(Element position data)
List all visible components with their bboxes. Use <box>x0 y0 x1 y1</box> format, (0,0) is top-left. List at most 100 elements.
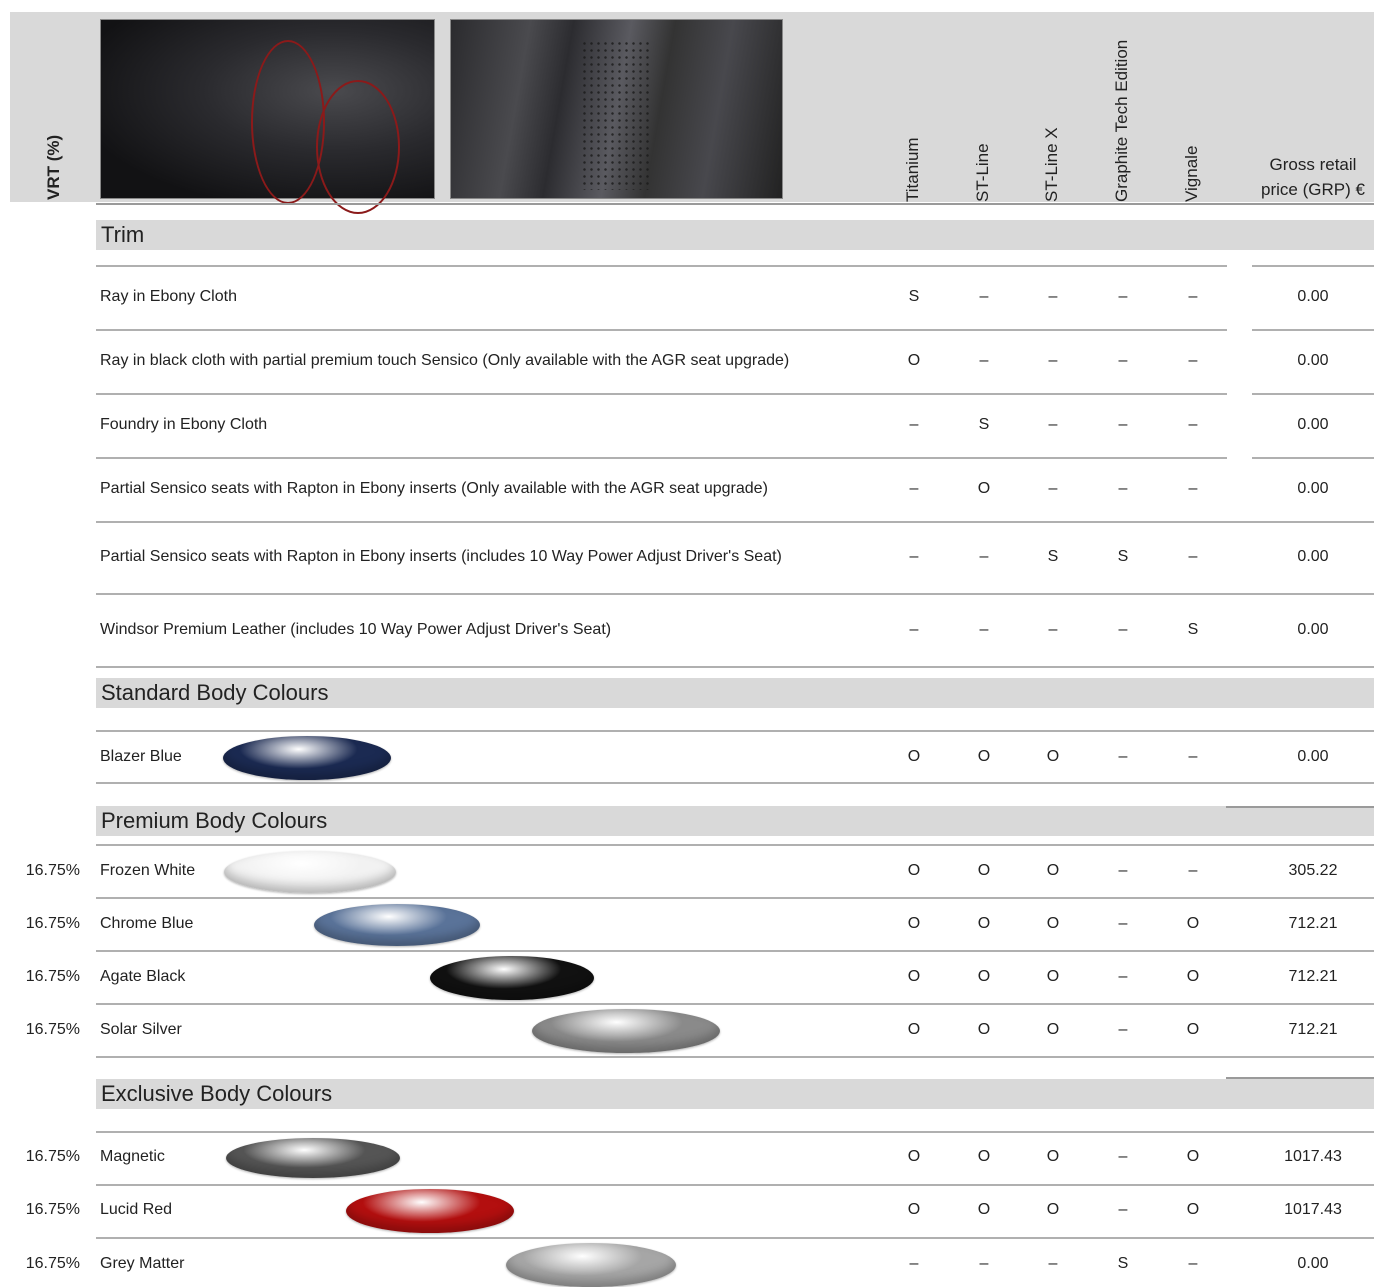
row-label: Solar Silver <box>100 1021 182 1038</box>
price-cell: 0.00 <box>1297 748 1329 765</box>
availability-cell: – <box>1118 748 1128 765</box>
availability-cell: O <box>907 1021 921 1038</box>
row-label: Agate Black <box>100 968 186 985</box>
availability-cell: – <box>1188 352 1198 369</box>
row-divider <box>96 329 1227 331</box>
price-cell: 0.00 <box>1297 288 1329 305</box>
availability-cell: O <box>1046 1148 1060 1165</box>
price-cell: 0.00 <box>1297 480 1329 497</box>
price-cell: 712.21 <box>1288 915 1338 932</box>
availability-cell: – <box>1048 621 1058 638</box>
availability-cell: O <box>977 862 991 879</box>
availability-cell: O <box>907 915 921 932</box>
column-header-titanium: Titanium <box>903 137 922 202</box>
availability-cell: – <box>1118 352 1128 369</box>
row-divider <box>1252 329 1374 331</box>
availability-cell: O <box>977 480 991 497</box>
price-cell: 305.22 <box>1288 862 1338 879</box>
row-divider <box>96 950 1374 952</box>
availability-cell: – <box>1118 1021 1128 1038</box>
price-header-line1: Gross retail <box>1269 155 1357 174</box>
header-divider <box>96 203 1374 205</box>
availability-cell: – <box>1118 1201 1128 1218</box>
row-divider <box>96 1184 1374 1186</box>
availability-cell: – <box>909 1255 919 1272</box>
availability-cell: O <box>977 748 991 765</box>
row-divider <box>96 844 1374 846</box>
availability-cell: – <box>1188 1255 1198 1272</box>
availability-cell: – <box>1118 288 1128 305</box>
availability-cell: – <box>1118 621 1128 638</box>
vrt-cell: 16.75% <box>25 968 80 985</box>
availability-cell: – <box>909 548 919 565</box>
colour-swatch <box>346 1189 514 1233</box>
price-column-header: Gross retail price (GRP) € <box>1252 152 1374 202</box>
vrt-cell: 16.75% <box>25 1148 80 1165</box>
section-title: Trim <box>101 222 145 247</box>
vrt-cell: 16.75% <box>25 1201 80 1218</box>
section-title: Standard Body Colours <box>101 680 329 705</box>
colour-swatch <box>226 1138 400 1178</box>
interior-seats-photo <box>100 19 435 214</box>
column-header-vignale: Vignale <box>1182 145 1201 202</box>
row-divider <box>1252 457 1374 459</box>
colour-swatch <box>506 1243 676 1287</box>
availability-cell: S <box>1187 621 1199 638</box>
row-label: Partial Sensico seats with Rapton in Ebo… <box>100 480 768 497</box>
price-cell: 1017.43 <box>1284 1148 1342 1165</box>
row-label: Blazer Blue <box>100 748 182 765</box>
availability-cell: O <box>1046 915 1060 932</box>
availability-cell: S <box>908 288 920 305</box>
availability-cell: O <box>907 968 921 985</box>
section-accent-line <box>1226 1077 1374 1079</box>
price-cell: 0.00 <box>1297 416 1329 433</box>
section-accent-line <box>1226 806 1374 808</box>
row-label: Ray in black cloth with partial premium … <box>100 352 790 369</box>
colour-swatch <box>314 904 480 946</box>
availability-cell: – <box>909 416 919 433</box>
row-divider <box>96 1237 1374 1239</box>
row-divider <box>96 393 1227 395</box>
colour-swatch <box>224 851 396 893</box>
availability-cell: – <box>979 352 989 369</box>
availability-cell: – <box>1048 1255 1058 1272</box>
availability-cell: O <box>907 1148 921 1165</box>
availability-cell: – <box>1188 548 1198 565</box>
row-divider <box>96 897 1374 899</box>
row-divider <box>96 521 1374 523</box>
colour-swatch <box>430 956 594 1000</box>
availability-cell: O <box>1186 968 1200 985</box>
availability-cell: – <box>1118 1148 1128 1165</box>
availability-cell: S <box>1047 548 1059 565</box>
availability-cell: – <box>1048 288 1058 305</box>
availability-cell: – <box>1118 416 1128 433</box>
row-label: Grey Matter <box>100 1255 185 1272</box>
row-divider <box>96 265 1227 267</box>
colour-swatch <box>223 736 391 780</box>
availability-cell: O <box>977 915 991 932</box>
section-trim: Trim <box>96 220 1374 250</box>
availability-cell: S <box>978 416 990 433</box>
availability-cell: O <box>1046 862 1060 879</box>
availability-cell: O <box>1186 1148 1200 1165</box>
availability-cell: – <box>1188 480 1198 497</box>
availability-cell: O <box>907 862 921 879</box>
vrt-cell: 16.75% <box>25 915 80 932</box>
vrt-cell: 16.75% <box>25 1021 80 1038</box>
row-divider <box>96 666 1374 668</box>
availability-cell: – <box>1048 416 1058 433</box>
vrt-cell: 16.75% <box>25 862 80 879</box>
availability-cell: O <box>1046 1021 1060 1038</box>
availability-cell: – <box>1188 748 1198 765</box>
row-divider <box>96 782 1374 784</box>
price-cell: 1017.43 <box>1284 1201 1342 1218</box>
row-divider <box>96 1056 1374 1058</box>
availability-cell: O <box>907 352 921 369</box>
availability-cell: – <box>979 621 989 638</box>
availability-cell: – <box>1118 915 1128 932</box>
seat-upholstery-detail-photo <box>450 19 783 199</box>
column-header-st-line: ST-Line <box>973 143 992 202</box>
row-label: Frozen White <box>100 862 196 879</box>
price-cell: 712.21 <box>1288 968 1338 985</box>
section-exclusive-body-colours: Exclusive Body Colours <box>96 1079 1374 1109</box>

**TASK BRIEF**: Retype every row from the line containing "row-label: Solar Silver" through the line containing "price-cell: 0.00 <box>1297 480 1329 497</box>", including both of those lines, without changing anything.

**RESPONSE TO THIS TASK**:
row-label: Solar Silver <box>100 1021 182 1038</box>
price-cell: 0.00 <box>1297 748 1329 765</box>
availability-cell: – <box>1118 748 1128 765</box>
availability-cell: O <box>907 1021 921 1038</box>
row-label: Agate Black <box>100 968 186 985</box>
availability-cell: – <box>1188 352 1198 369</box>
row-divider <box>96 329 1227 331</box>
price-cell: 0.00 <box>1297 288 1329 305</box>
availability-cell: O <box>1046 1148 1060 1165</box>
price-cell: 0.00 <box>1297 480 1329 497</box>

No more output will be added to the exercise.